*WHAT THE TASK ASKS*: Search the records below for the word "Dasar" and show every line where it occurs.

*DATA TO USE*:
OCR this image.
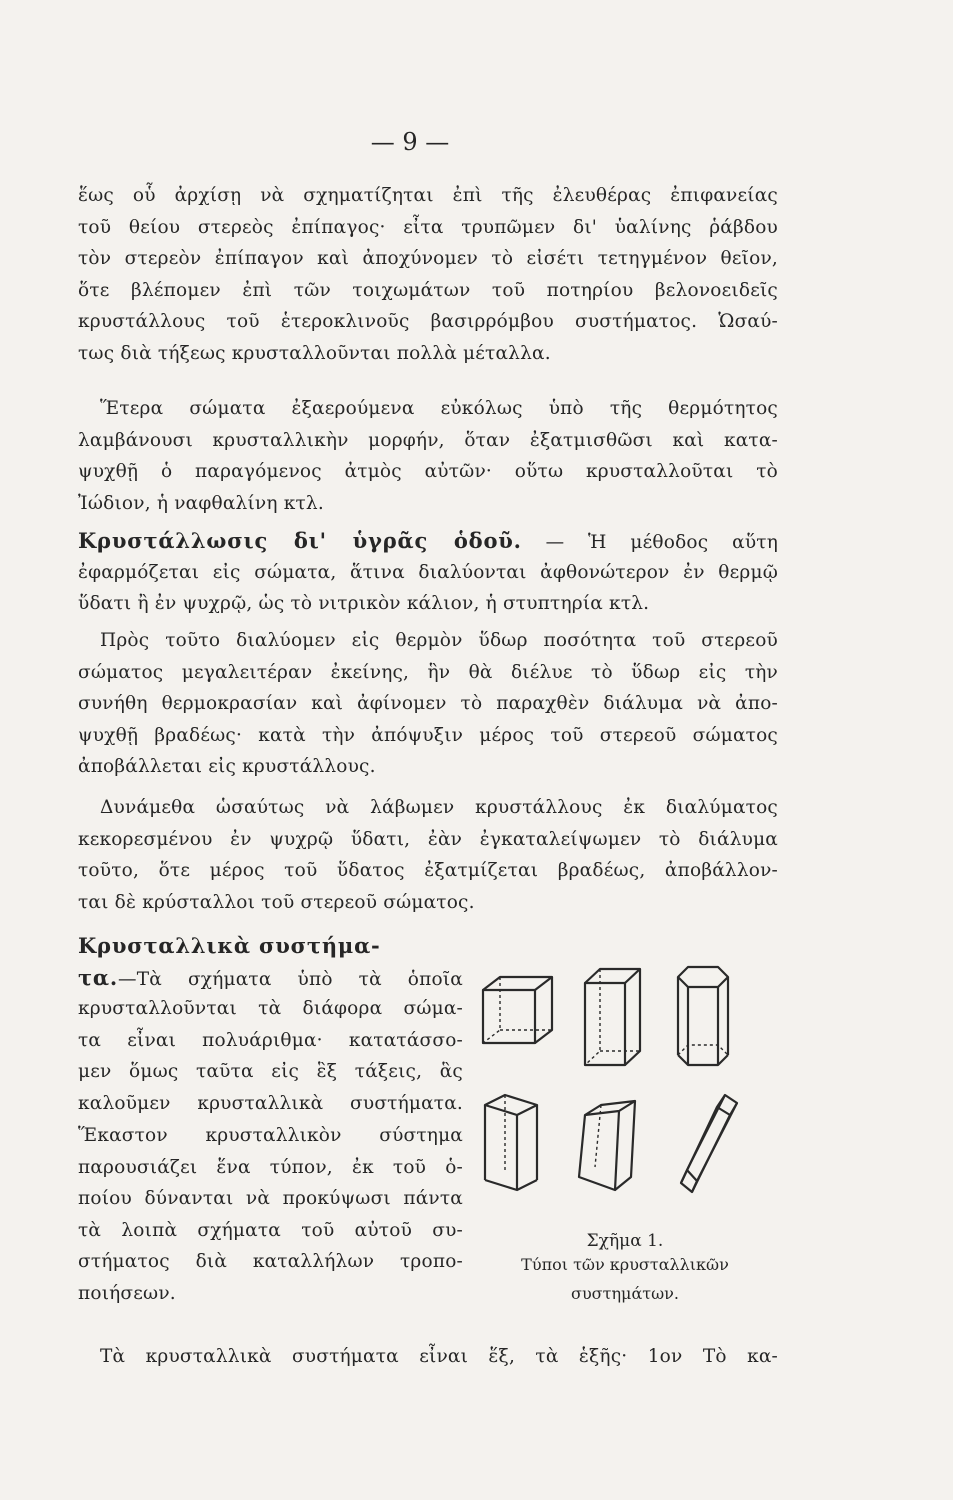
— 9 —
ἕως οὗ ἀρχίσῃ νὰ σχηματίζηται ἐπὶ τῆς ἐλευθέρας ἐπιφανείας
τοῦ θείου στερεὸς ἐπίπαγος· εἶτα τρυπῶμεν δι' ὑαλίνης ῥάβδου
τὸν στερεὸν ἐπίπαγον καὶ ἀποχύνομεν τὸ εἰσέτι τετηγμένον θεῖον,
ὅτε βλέπομεν ἐπὶ τῶν τοιχωμάτων τοῦ ποτηρίου βελονοειδεῖς
κρυστάλλους τοῦ ἑτεροκλινοῦς βασιρρόμβου συστήματος. Ὡσαύ-
τως διὰ τήξεως κρυσταλλοῦνται πολλὰ μέταλλα.
Ἕτερα σώματα ἐξαερούμενα εὐκόλως ὑπὸ τῆς θερμότητος
λαμβάνουσι κρυσταλλικὴν μορφήν, ὅταν ἐξατμισθῶσι καὶ κατα-
ψυχθῇ ὁ παραγόμενος ἀτμὸς αὐτῶν· οὕτω κρυσταλλοῦται τὸ
Ἰώδιον, ἡ ναφθαλίνη κτλ.
Κρυστάλλωσις δι' ὑγρᾶς ὁδοῦ. — Ἡ μέθοδος αὕτη
ἐφαρμόζεται εἰς σώματα, ἅτινα διαλύονται ἀφθονώτερον ἐν θερμῷ
ὕδατι ἢ ἐν ψυχρῷ, ὡς τὸ νιτρικὸν κάλιον, ἡ στυπτηρία κτλ.
Πρὸς τοῦτο διαλύομεν εἰς θερμὸν ὕδωρ ποσότητα τοῦ στερεοῦ
σώματος μεγαλειτέραν ἐκείνης, ἣν θὰ διέλυε τὸ ὕδωρ εἰς τὴν
συνήθη θερμοκρασίαν καὶ ἀφίνομεν τὸ παραχθὲν διάλυμα νὰ ἀπο-
ψυχθῇ βραδέως· κατὰ τὴν ἀπόψυξιν μέρος τοῦ στερεοῦ σώματος
ἀποβάλλεται εἰς κρυστάλλους.
Δυνάμεθα ὡσαύτως νὰ λάβωμεν κρυστάλλους ἐκ διαλύματος
κεκορεσμένου ἐν ψυχρῷ ὕδατι, ἐὰν ἐγκαταλείψωμεν τὸ διάλυμα
τοῦτο, ὅτε μέρος τοῦ ὕδατος ἐξατμίζεται βραδέως, ἀποβάλλον-
ται δὲ κρύσταλλοι τοῦ στερεοῦ σώματος.
Κρυσταλλικὰ συστήμα-
τα.—Τὰ σχήματα ὑπὸ τὰ ὁποῖα
κρυσταλλοῦνται τὰ διάφορα σώμα-
τα εἶναι πολυάριθμα· κατατάσσο-
μεν ὅμως ταῦτα εἰς ἓξ τάξεις, ἃς
καλοῦμεν κρυσταλλικὰ συστήματα.
Ἕκαστον κρυσταλλικὸν σύστημα
παρουσιάζει ἕνα τύπον, ἐκ τοῦ ὁ-
ποίου δύνανται νὰ προκύψωσι πάντα
τὰ λοιπὰ σχήματα τοῦ αὐτοῦ συ-
στήματος διὰ καταλλήλων τροπο-
ποιήσεων.
Σχῆμα 1.
Τύποι τῶν κρυσταλλικῶν
συστημάτων.
Τὰ κρυσταλλικὰ συστήματα εἶναι ἕξ, τὰ ἑξῆς· 1ον Τὸ κα-
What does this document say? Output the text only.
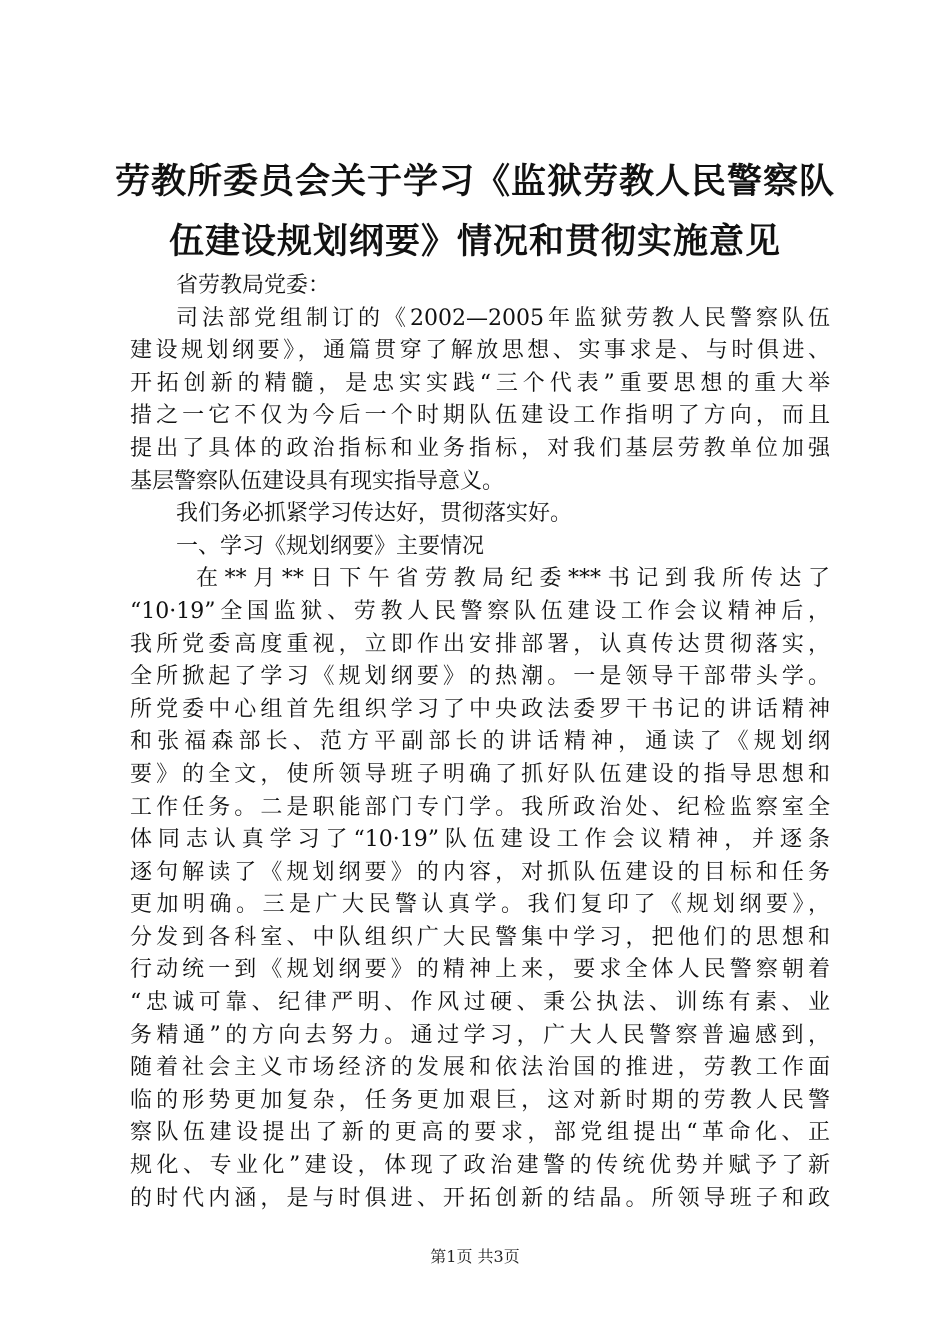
劳教所委员会关于学习《监狱劳教人民警察队
伍建设规划纲要》情况和贯彻实施意见
省劳教局党委：
司法部党组制订的《2002—2005年监狱劳教人民警察队伍
建设规划纲要》，通篇贯穿了解放思想、实事求是、与时俱进、
开拓创新的精髓，是忠实实践“三个代表”重要思想的重大举
措之一它不仅为今后一个时期队伍建设工作指明了方向，而且
提出了具体的政治指标和业务指标，对我们基层劳教单位加强
基层警察队伍建设具有现实指导意义。
我们务必抓紧学习传达好，贯彻落实好。
一、学习《规划纲要》主要情况
在**月**日下午省劳教局纪委***书记到我所传达了
“10·19”全国监狱、劳教人民警察队伍建设工作会议精神后，
我所党委高度重视，立即作出安排部署，认真传达贯彻落实，
全所掀起了学习《规划纲要》的热潮。一是领导干部带头学。
所党委中心组首先组织学习了中央政法委罗干书记的讲话精神
和张福森部长、范方平副部长的讲话精神，通读了《规划纲
要》的全文，使所领导班子明确了抓好队伍建设的指导思想和
工作任务。二是职能部门专门学。我所政治处、纪检监察室全
体同志认真学习了“10·19”队伍建设工作会议精神，并逐条
逐句解读了《规划纲要》的内容，对抓队伍建设的目标和任务
更加明确。三是广大民警认真学。我们复印了《规划纲要》，
分发到各科室、中队组织广大民警集中学习，把他们的思想和
行动统一到《规划纲要》的精神上来，要求全体人民警察朝着
“忠诚可靠、纪律严明、作风过硬、秉公执法、训练有素、业
务精通”的方向去努力。通过学习，广大人民警察普遍感到，
随着社会主义市场经济的发展和依法治国的推进，劳教工作面
临的形势更加复杂，任务更加艰巨，这对新时期的劳教人民警
察队伍建设提出了新的更高的要求，部党组提出“革命化、正
规化、专业化”建设，体现了政治建警的传统优势并赋予了新
的时代内涵，是与时俱进、开拓创新的结晶。所领导班子和政
第1页 共3页
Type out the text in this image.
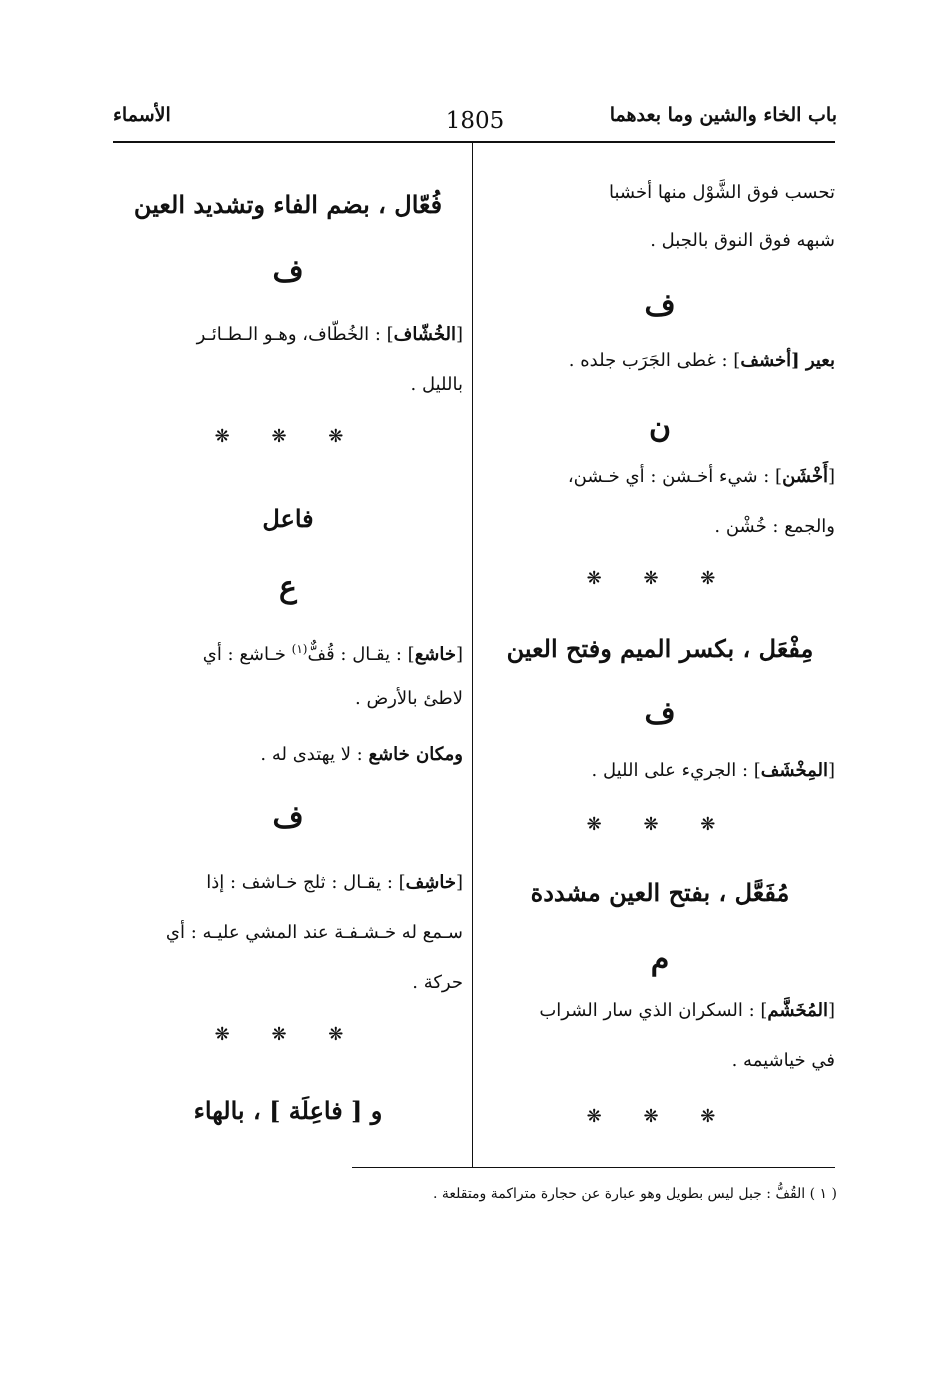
باب الخاء والشين وما بعدهما
1805
الأسماء
تحسب فوق الشَّوْل منها أخشبا
شبهه فوق النوق بالجبل .
ف
بعير [أخشف] : غطى الجَرَب جلده .
ن
[أَخْشَن] : شيء أخـشن : أي خـشن،
والجمع : خُشْن .
❋ ❋ ❋
مِفْعَل ، بكسر الميم وفتح العين
ف
[المِخْشَف] : الجريء على الليل .
❋ ❋ ❋
مُفَعَّل ، بفتح العين مشددة
م
[المُخَشَّم] : السكران الذي سار الشراب
في خياشيمه .
❋ ❋ ❋
فُعّال ، بضم الفاء وتشديد العين
ف
[الخُشّاف] : الخُطّاف، وهـو الـطـائـر
بالليل .
❋ ❋ ❋
فاعل
ع
[خاشع] : يقـال : قُفٌّ$^{(١)}$ خـاشع : أي
لاطئ بالأرض .
ومكان خاشع : لا يهتدى له .
ف
[خاشِف] : يقـال : ثلج خـاشف : إذا
سـمع له خـشـفـة عند المشي عليـه : أي
حركة .
❋ ❋ ❋
و [ فاعِلَة ] ، بالهاء
( ١ ) القُفُّ : جبل ليس بطويل وهو عبارة عن حجارة متراكمة ومتقلعة .
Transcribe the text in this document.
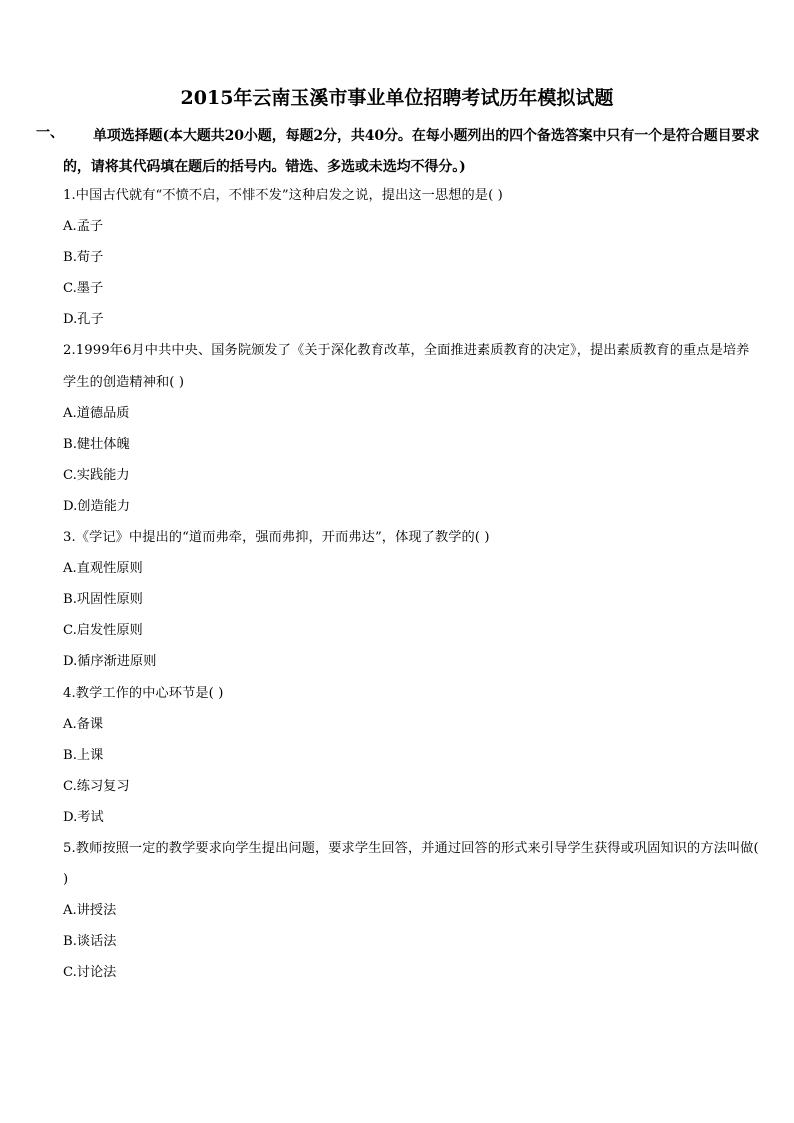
2015年云南玉溪市事业单位招聘考试历年模拟试题
一、	单项选择题(本大题共20小题，每题2分，共40分。在每小题列出的四个备选答案中只有一个是符合题目要求的，请将其代码填在题后的括号内。错选、多选或未选均不得分。)
1.中国古代就有“不愤不启，不悱不发”这种启发之说，提出这一思想的是( )
A.孟子
B.荀子
C.墨子
D.孔子
2.1999年6月中共中央、国务院颁发了《关于深化教育改革，全面推进素质教育的决定》，提出素质教育的重点是培养学生的创造精神和( )
A.道德品质
B.健壮体魄
C.实践能力
D.创造能力
3.《学记》中提出的“道而弗牵，强而弗抑，开而弗达”，体现了教学的( )
A.直观性原则
B.巩固性原则
C.启发性原则
D.循序渐进原则
4.教学工作的中心环节是( )
A.备课
B.上课
C.练习复习
D.考试
5.教师按照一定的教学要求向学生提出问题，要求学生回答，并通过回答的形式来引导学生获得或巩固知识的方法叫做( )
A.讲授法
B.谈话法
C.讨论法
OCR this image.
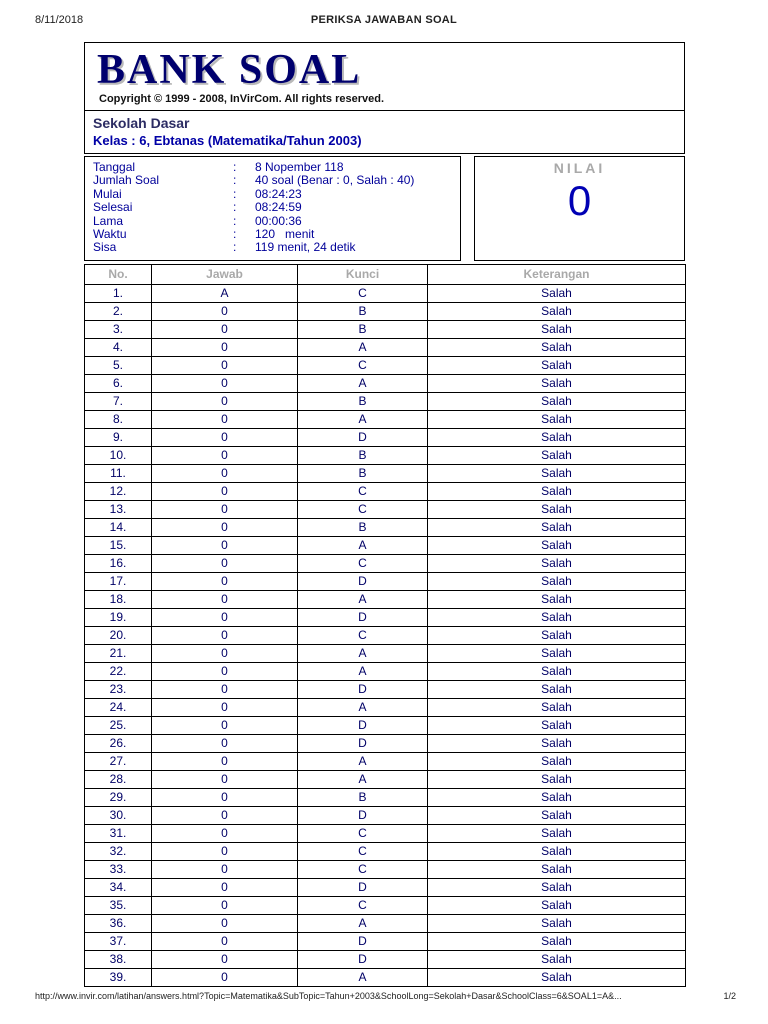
8/11/2018	PERIKSA JAWABAN SOAL
BANK SOAL
Copyright © 1999 - 2008, InVirCom. All rights reserved.
Sekolah Dasar
Kelas : 6, Ebtanas (Matematika/Tahun 2003)
Tanggal	:	8 Nopember 118
Jumlah Soal	:	40 soal (Benar : 0, Salah : 40)
Mulai	:	08:24:23
Selesai	:	08:24:59
Lama	:	00:00:36
Waktu	:	120   menit
Sisa	:	119 menit, 24 detik
NILAI
0
No.	Jawab	Kunci	Keterangan
1.	A	C	Salah
2.	0	B	Salah
3.	0	B	Salah
4.	0	A	Salah
5.	0	C	Salah
6.	0	A	Salah
7.	0	B	Salah
8.	0	A	Salah
9.	0	D	Salah
10.	0	B	Salah
11.	0	B	Salah
12.	0	C	Salah
13.	0	C	Salah
14.	0	B	Salah
15.	0	A	Salah
16.	0	C	Salah
17.	0	D	Salah
18.	0	A	Salah
19.	0	D	Salah
20.	0	C	Salah
21.	0	A	Salah
22.	0	A	Salah
23.	0	D	Salah
24.	0	A	Salah
25.	0	D	Salah
26.	0	D	Salah
27.	0	A	Salah
28.	0	A	Salah
29.	0	B	Salah
30.	0	D	Salah
31.	0	C	Salah
32.	0	C	Salah
33.	0	C	Salah
34.	0	D	Salah
35.	0	C	Salah
36.	0	A	Salah
37.	0	D	Salah
38.	0	D	Salah
39.	0	A	Salah
http://www.invir.com/latihan/answers.html?Topic=Matematika&SubTopic=Tahun+2003&SchoolLong=Sekolah+Dasar&SchoolClass=6&SOAL1=A&...	1/2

*SOLUTION TO THE PROBLEM*:
Sekolah Dasar
http://www.invir.com/latihan/answers.html?Topic=Matematika&SubTopic=Tahun+2003&SchoolLong=Sekolah+Dasar&SchoolClass=6&SOAL1=A&...	1/2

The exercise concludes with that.